----- Data for this exercise
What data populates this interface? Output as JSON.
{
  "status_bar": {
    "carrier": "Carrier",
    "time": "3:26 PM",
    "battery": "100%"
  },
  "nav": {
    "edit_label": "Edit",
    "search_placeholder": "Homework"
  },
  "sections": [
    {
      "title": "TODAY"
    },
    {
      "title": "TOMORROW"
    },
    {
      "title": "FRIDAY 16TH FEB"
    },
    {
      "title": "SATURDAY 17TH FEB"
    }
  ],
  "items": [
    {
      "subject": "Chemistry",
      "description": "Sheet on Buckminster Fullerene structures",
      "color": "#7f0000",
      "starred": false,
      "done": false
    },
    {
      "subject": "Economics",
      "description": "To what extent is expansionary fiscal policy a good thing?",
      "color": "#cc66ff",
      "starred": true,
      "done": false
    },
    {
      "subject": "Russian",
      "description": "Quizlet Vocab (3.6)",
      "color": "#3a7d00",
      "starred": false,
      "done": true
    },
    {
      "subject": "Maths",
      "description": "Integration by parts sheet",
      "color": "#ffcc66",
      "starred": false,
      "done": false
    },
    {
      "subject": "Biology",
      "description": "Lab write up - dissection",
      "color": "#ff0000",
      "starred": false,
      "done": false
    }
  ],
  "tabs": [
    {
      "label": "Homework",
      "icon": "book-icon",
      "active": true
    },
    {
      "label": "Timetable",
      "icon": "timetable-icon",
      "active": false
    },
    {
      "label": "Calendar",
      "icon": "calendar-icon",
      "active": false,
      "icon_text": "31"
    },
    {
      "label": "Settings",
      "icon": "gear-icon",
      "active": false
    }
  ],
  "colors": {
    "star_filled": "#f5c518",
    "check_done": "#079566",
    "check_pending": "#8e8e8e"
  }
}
----------
### Short problem
Make an exact copy of every entry.

### Response
What data populates this interface? Output as JSON.
{
  "status_bar": {
    "carrier": "Carrier",
    "time": "3:26 PM",
    "battery": "100%"
  },
  "nav": {
    "edit_label": "Edit",
    "search_placeholder": "Homework"
  },
  "sections": [
    {
      "title": "TODAY"
    },
    {
      "title": "TOMORROW"
    },
    {
      "title": "FRIDAY 16TH FEB"
    },
    {
      "title": "SATURDAY 17TH FEB"
    }
  ],
  "items": [
    {
      "subject": "Chemistry",
      "description": "Sheet on Buckminster Fullerene structures",
      "color": "#7f0000",
      "starred": false,
      "done": false
    },
    {
      "subject": "Economics",
      "description": "To what extent is expansionary fiscal policy a good thing?",
      "color": "#cc66ff",
      "starred": true,
      "done": false
    },
    {
      "subject": "Russian",
      "description": "Quizlet Vocab (3.6)",
      "color": "#3a7d00",
      "starred": false,
      "done": true
    },
    {
      "subject": "Maths",
      "description": "Integration by parts sheet",
      "color": "#ffcc66",
      "starred": false,
      "done": false
    },
    {
      "subject": "Biology",
      "description": "Lab write up - dissection",
      "color": "#ff0000",
      "starred": false,
      "done": false
    }
  ],
  "tabs": [
    {
      "label": "Homework",
      "icon": "book-icon",
      "active": true
    },
    {
      "label": "Timetable",
      "icon": "timetable-icon",
      "active": false
    },
    {
      "label": "Calendar",
      "icon": "calendar-icon",
      "active": false,
      "icon_text": "31"
    },
    {
      "label": "Settings",
      "icon": "gear-icon",
      "active": false
    }
  ],
  "colors": {
    "star_filled": "#f5c518",
    "check_done": "#079566",
    "check_pending": "#8e8e8e"
  }
}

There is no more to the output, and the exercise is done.